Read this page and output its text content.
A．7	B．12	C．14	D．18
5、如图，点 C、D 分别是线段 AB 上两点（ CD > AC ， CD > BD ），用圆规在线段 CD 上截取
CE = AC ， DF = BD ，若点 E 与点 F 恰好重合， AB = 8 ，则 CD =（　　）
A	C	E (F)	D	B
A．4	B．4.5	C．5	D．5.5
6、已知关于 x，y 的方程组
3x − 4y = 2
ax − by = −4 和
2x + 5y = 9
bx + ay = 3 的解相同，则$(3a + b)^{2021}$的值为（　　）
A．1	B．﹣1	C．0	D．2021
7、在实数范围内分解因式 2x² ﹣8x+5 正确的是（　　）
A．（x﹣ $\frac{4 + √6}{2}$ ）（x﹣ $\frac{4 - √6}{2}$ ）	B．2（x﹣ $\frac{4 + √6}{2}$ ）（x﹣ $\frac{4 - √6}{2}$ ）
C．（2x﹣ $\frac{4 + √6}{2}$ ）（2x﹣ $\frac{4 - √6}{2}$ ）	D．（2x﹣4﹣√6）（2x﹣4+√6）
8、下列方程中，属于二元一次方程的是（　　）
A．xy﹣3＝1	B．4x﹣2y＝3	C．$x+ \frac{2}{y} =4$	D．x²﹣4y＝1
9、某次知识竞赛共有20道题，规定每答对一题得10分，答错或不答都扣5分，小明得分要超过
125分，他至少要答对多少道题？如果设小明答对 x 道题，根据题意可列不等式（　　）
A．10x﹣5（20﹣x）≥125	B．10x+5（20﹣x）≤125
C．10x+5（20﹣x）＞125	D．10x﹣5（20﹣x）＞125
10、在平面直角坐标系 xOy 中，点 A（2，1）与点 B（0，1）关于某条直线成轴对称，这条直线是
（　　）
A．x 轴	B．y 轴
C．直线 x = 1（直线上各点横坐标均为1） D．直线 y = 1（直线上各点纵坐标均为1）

* **Exercise goal**
Collect each line of the entries that has the word "frac", copying it in full.

* **Task solution**
A．（x﹣ $\frac{4 + √6}{2}$ ）（x﹣ $\frac{4 - √6}{2}$ ）	B．2（x﹣ $\frac{4 + √6}{2}$ ）（x﹣ $\frac{4 - √6}{2}$ ）
C．（2x﹣ $\frac{4 + √6}{2}$ ）（2x﹣ $\frac{4 - √6}{2}$ ）	D．（2x﹣4﹣√6）（2x﹣4+√6）
A．xy﹣3＝1	B．4x﹣2y＝3	C．$x+ \frac{2}{y} =4$	D．x²﹣4y＝1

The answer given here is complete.